* start RECORDS FOR PROCESSING *

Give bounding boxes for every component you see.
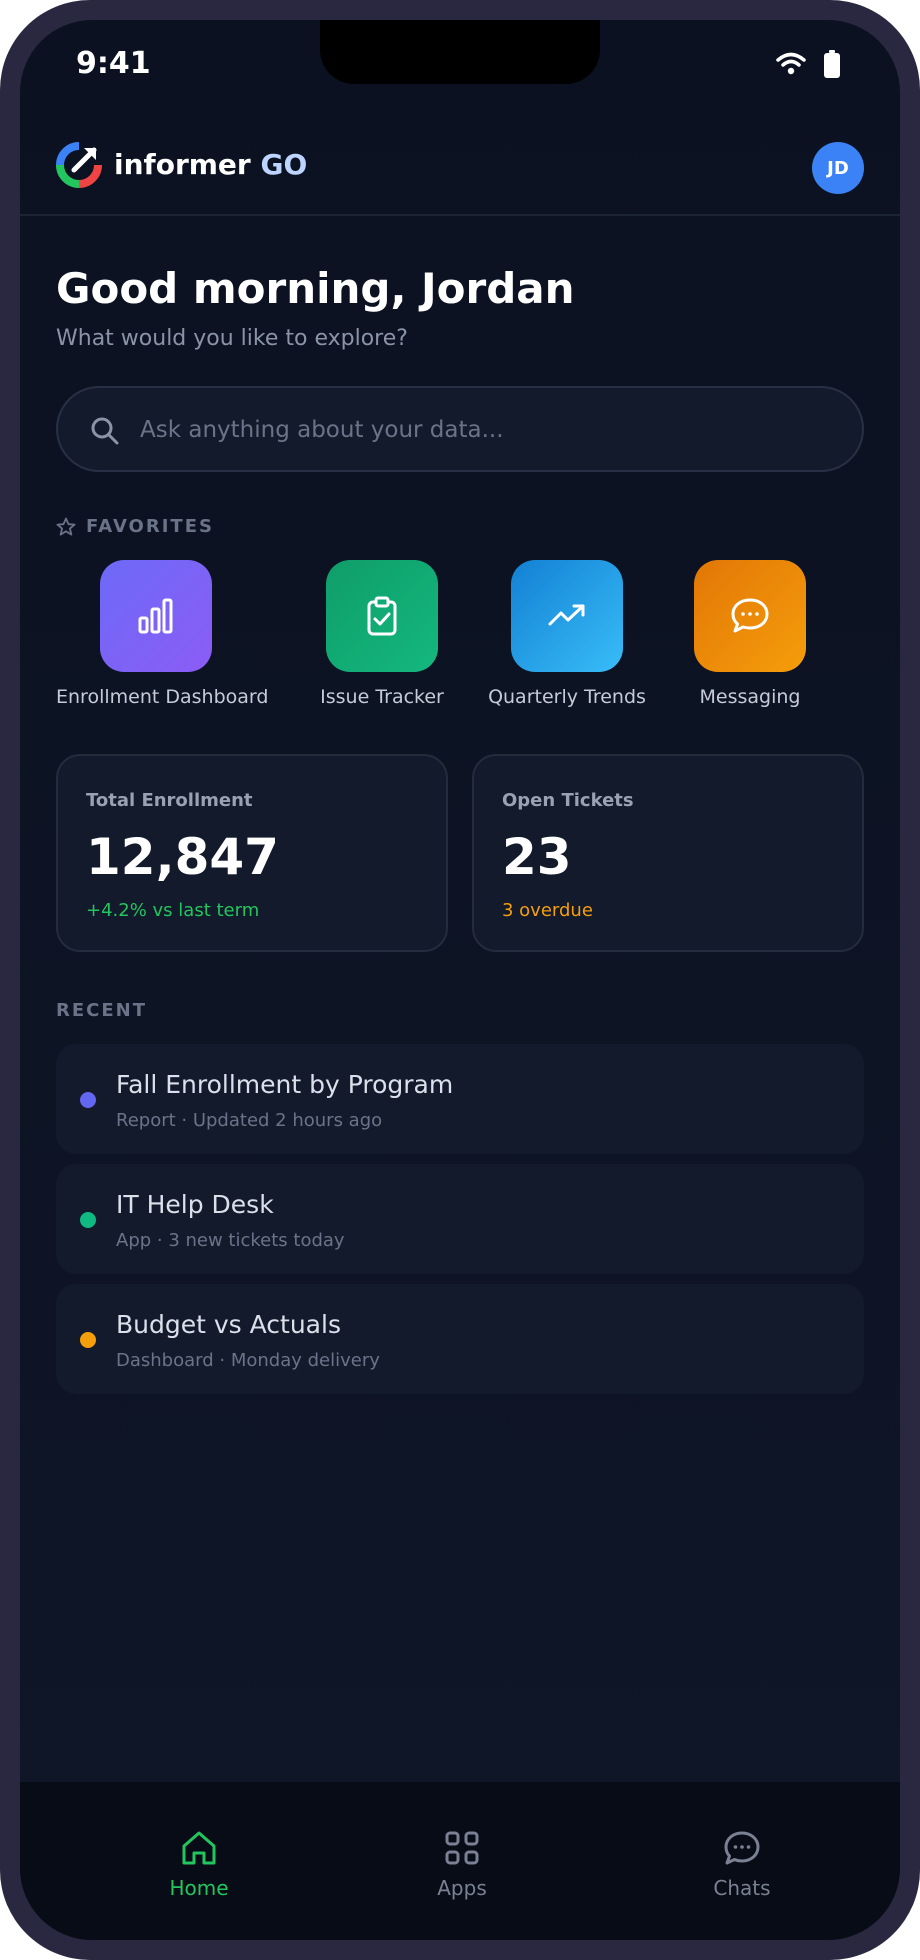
device-frame: 9:41 informer GO JD Good morning, Jordan… xyxy=(0,0,920,1960)
status-time: 9:41 xyxy=(76,46,151,81)
stat-card-enrollment[interactable]: Total Enrollment 12,847 +4.2% vs last te… xyxy=(56,754,448,952)
device-notch xyxy=(320,20,600,84)
tab-label: Chats xyxy=(713,1876,771,1900)
favorite-quarterly-trends[interactable]: Quarterly Trends xyxy=(482,560,652,708)
app-header: informer GO JD xyxy=(20,120,900,216)
recent-title: IT Help Desk xyxy=(116,1190,274,1219)
search-input[interactable] xyxy=(140,410,820,450)
clipboard-check-icon xyxy=(367,596,397,636)
bar-chart-icon xyxy=(138,598,173,634)
recent-dot xyxy=(80,1092,96,1108)
stat-note: 3 overdue xyxy=(502,900,593,921)
stat-card-tickets[interactable]: Open Tickets 23 3 overdue xyxy=(472,754,864,952)
recent-title: Budget vs Actuals xyxy=(116,1310,341,1339)
brand-suffix: GO xyxy=(260,148,308,181)
favorite-tile xyxy=(694,560,806,672)
greeting-title: Good morning, Jordan xyxy=(56,264,575,313)
favorites-label: FAVORITES xyxy=(86,516,214,537)
bottom-tab-bar: Home Apps Chats xyxy=(20,1782,900,1940)
chat-icon xyxy=(724,1831,760,1865)
favorite-issue-tracker[interactable]: Issue Tracker xyxy=(312,560,452,708)
tab-apps[interactable]: Apps xyxy=(402,1828,522,1900)
chat-bubble-icon xyxy=(731,598,769,633)
trending-up-icon xyxy=(548,604,585,626)
logo-icon xyxy=(56,142,102,188)
recent-subtitle: Report · Updated 2 hours ago xyxy=(116,1110,383,1131)
favorite-enrollment-dashboard[interactable]: Enrollment Dashboard xyxy=(56,560,269,708)
home-icon xyxy=(182,1831,216,1865)
recent-subtitle: Dashboard · Monday delivery xyxy=(116,1350,380,1371)
search-icon xyxy=(91,417,119,445)
brand-name: informer GO xyxy=(114,148,307,181)
grid-icon xyxy=(445,1831,479,1865)
recent-title: Fall Enrollment by Program xyxy=(116,1070,454,1099)
favorite-label: Issue Tracker xyxy=(320,686,444,708)
wifi-icon xyxy=(776,52,806,75)
stat-note: +4.2% vs last term xyxy=(86,900,260,921)
stat-title: Total Enrollment xyxy=(86,790,253,811)
favorite-messaging[interactable]: Messaging xyxy=(680,560,820,708)
favorite-label: Quarterly Trends xyxy=(488,686,646,708)
recent-subtitle: App · 3 new tickets today xyxy=(116,1230,345,1251)
status-icons xyxy=(776,50,840,78)
recent-item-it-help-desk[interactable]: IT Help Desk App · 3 new tickets today xyxy=(56,1164,864,1274)
recent-dot xyxy=(80,1212,96,1228)
favorite-tile xyxy=(511,560,623,672)
favorite-tile xyxy=(326,560,438,672)
tab-chats[interactable]: Chats xyxy=(682,1828,802,1900)
battery-icon xyxy=(824,50,840,78)
favorite-label: Messaging xyxy=(699,686,801,708)
search-bar[interactable] xyxy=(56,386,864,472)
recent-dot xyxy=(80,1332,96,1348)
tab-label: Apps xyxy=(437,1876,487,1900)
stat-value: 23 xyxy=(502,828,572,886)
greeting-subtitle: What would you like to explore? xyxy=(56,326,408,351)
favorite-label: Enrollment Dashboard xyxy=(56,686,269,708)
favorite-tile xyxy=(100,560,212,672)
phone-screen: 9:41 informer GO JD Good morning, Jordan… xyxy=(20,20,900,1940)
user-avatar[interactable]: JD xyxy=(812,142,864,194)
stat-title: Open Tickets xyxy=(502,790,634,811)
stat-value: 12,847 xyxy=(86,828,279,886)
tab-home[interactable]: Home xyxy=(139,1828,259,1900)
tab-label: Home xyxy=(169,1876,229,1900)
recent-item-budget-vs-actuals[interactable]: Budget vs Actuals Dashboard · Monday del… xyxy=(56,1284,864,1394)
favorites-header: FAVORITES xyxy=(56,516,214,537)
star-icon xyxy=(56,517,76,535)
recent-item-fall-enrollment[interactable]: Fall Enrollment by Program Report · Upda… xyxy=(56,1044,864,1154)
brand-text: informer xyxy=(114,148,251,181)
recent-label: RECENT xyxy=(56,1000,148,1021)
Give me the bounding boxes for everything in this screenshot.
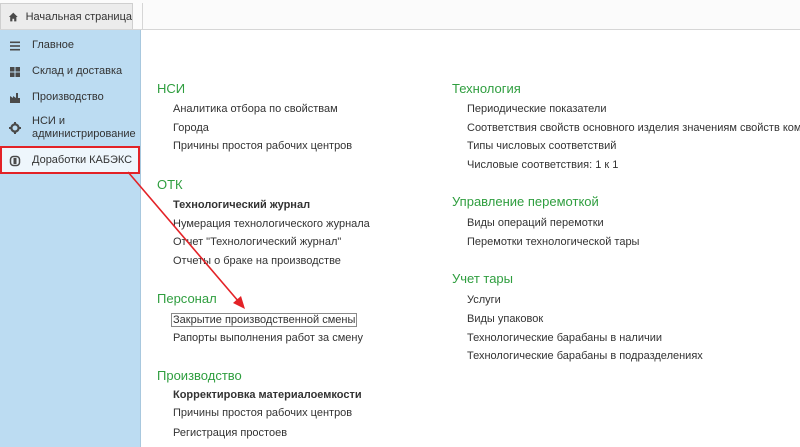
link-item[interactable]: Отчет "Технологический журнал" (173, 236, 341, 248)
group-title-technology: Технология (452, 81, 521, 96)
sidebar-item-label: Главное (32, 39, 75, 51)
link-item-focused[interactable]: Закрытие производственной смены (171, 313, 358, 327)
link-item[interactable]: Числовые соответствия: 1 к 1 (467, 159, 618, 171)
link-item[interactable]: Виды операций перемотки (467, 217, 604, 229)
group-title-nsi: НСИ (157, 81, 186, 96)
group-title-rewind: Управление перемоткой (452, 194, 599, 209)
home-tab-label: Начальная страница (25, 10, 132, 23)
link-item[interactable]: Отчеты о браке на производстве (173, 255, 341, 267)
factory-icon (10, 93, 20, 103)
sidebar-item-nsi-admin[interactable]: НСИ и администрирование (0, 112, 140, 144)
extension-icon (9, 155, 21, 167)
sidebar-item-kabeks[interactable]: Доработки КАБЭКС (0, 146, 140, 174)
link-item[interactable]: Перемотки технологической тары (467, 236, 639, 248)
top-tab-bar: Начальная страница (0, 0, 800, 30)
group-title-otk: ОТК (157, 177, 183, 192)
sidebar-item-label: Доработки КАБЭКС (32, 154, 133, 166)
link-item[interactable]: Нумерация технологического журнала (173, 218, 370, 230)
link-item[interactable]: Периодические показатели (467, 103, 606, 115)
warehouse-grid-icon (10, 67, 20, 77)
link-item[interactable]: Виды упаковок (467, 313, 543, 325)
gear-icon (9, 122, 21, 134)
link-item[interactable]: Технологические барабаны в подразделения… (467, 350, 703, 362)
group-title-personal: Персонал (157, 291, 217, 306)
menu-lines-icon (10, 41, 20, 51)
home-tab[interactable]: Начальная страница (0, 3, 133, 29)
link-item[interactable]: Типы числовых соответствий (467, 140, 616, 152)
link-item[interactable]: Корректировка материалоемкости (173, 389, 362, 401)
link-item[interactable]: Технологические барабаны в наличии (467, 332, 662, 344)
link-item[interactable]: Рапорты выполнения работ за смену (173, 332, 363, 344)
sidebar-item-label: НСИ и администрирование (32, 115, 136, 140)
link-item[interactable]: Причины простоя рабочих центров (173, 140, 352, 152)
sidebar-item-label: Производство (32, 91, 104, 103)
sidebar: Главное Склад и доставка Производство НС… (0, 30, 141, 447)
link-item[interactable]: Города (173, 122, 209, 134)
home-icon (8, 12, 18, 21)
sidebar-item-warehouse[interactable]: Склад и доставка (0, 60, 140, 84)
link-item[interactable]: Соответствия свойств основного изделия з… (467, 122, 800, 134)
group-title-production: Производство (157, 368, 242, 383)
link-item[interactable]: Регистрация простоев (173, 427, 287, 439)
link-item[interactable]: Причины простоя рабочих центров (173, 407, 352, 419)
tab-area (142, 3, 800, 29)
sidebar-item-label: Склад и доставка (32, 65, 123, 77)
sidebar-item-main[interactable]: Главное (0, 34, 140, 58)
link-item[interactable]: Технологический журнал (173, 199, 310, 211)
group-title-tare: Учет тары (452, 271, 514, 286)
link-item[interactable]: Аналитика отбора по свойствам (173, 103, 338, 115)
main-panel: НСИ Аналитика отбора по свойствам Города… (142, 30, 800, 447)
link-item[interactable]: Услуги (467, 294, 501, 306)
sidebar-item-production[interactable]: Производство (0, 86, 140, 110)
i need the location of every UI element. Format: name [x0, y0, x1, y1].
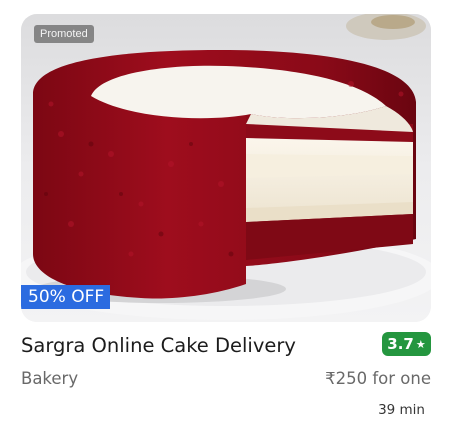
price-for-one: ₹250 for one	[325, 369, 431, 388]
star-icon: ★	[415, 337, 426, 351]
delivery-time: 39 min	[378, 402, 425, 418]
offer-badge: 50% OFF	[21, 285, 111, 309]
promoted-badge: Promoted	[34, 25, 94, 43]
rating-value: 3.7	[387, 335, 414, 353]
rating-badge: 3.7 ★	[382, 332, 431, 356]
cuisine-label: Bakery	[21, 369, 79, 388]
restaurant-card[interactable]: Promoted 50% OFF Sargra Online Cake Deli…	[0, 0, 458, 435]
restaurant-name[interactable]: Sargra Online Cake Delivery	[21, 332, 296, 360]
restaurant-image[interactable]: Promoted 50% OFF	[21, 14, 431, 322]
red-velvet-cake-image	[21, 14, 431, 322]
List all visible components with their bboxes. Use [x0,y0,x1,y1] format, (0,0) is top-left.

* end RECORDS FOR PROCESSING *

SET PROBLEM:
Reproduce the lines of the material word for word, starting at the line that contains "price-for-one: ₹250 for" and ending with the last line of the material.

THE RESULT:
price-for-one: ₹250 for one	[325, 369, 431, 388]
star-icon: ★	[415, 337, 426, 351]
delivery-time: 39 min	[378, 402, 425, 418]
offer-badge: 50% OFF	[21, 285, 111, 309]
promoted-badge: Promoted	[34, 25, 94, 43]
rating-value: 3.7	[387, 335, 414, 353]
rating-badge: 3.7 ★	[382, 332, 431, 356]
cuisine-label: Bakery	[21, 369, 79, 388]
restaurant-card[interactable]: Promoted 50% OFF Sargra Online Cake Deli…	[0, 0, 458, 435]
restaurant-name[interactable]: Sargra Online Cake Delivery	[21, 332, 296, 360]
restaurant-image[interactable]: Promoted 50% OFF	[21, 14, 431, 322]
red-velvet-cake-image	[21, 14, 431, 322]
List all visible components with their bboxes. Use [x0,y0,x1,y1] format, (0,0) is top-left.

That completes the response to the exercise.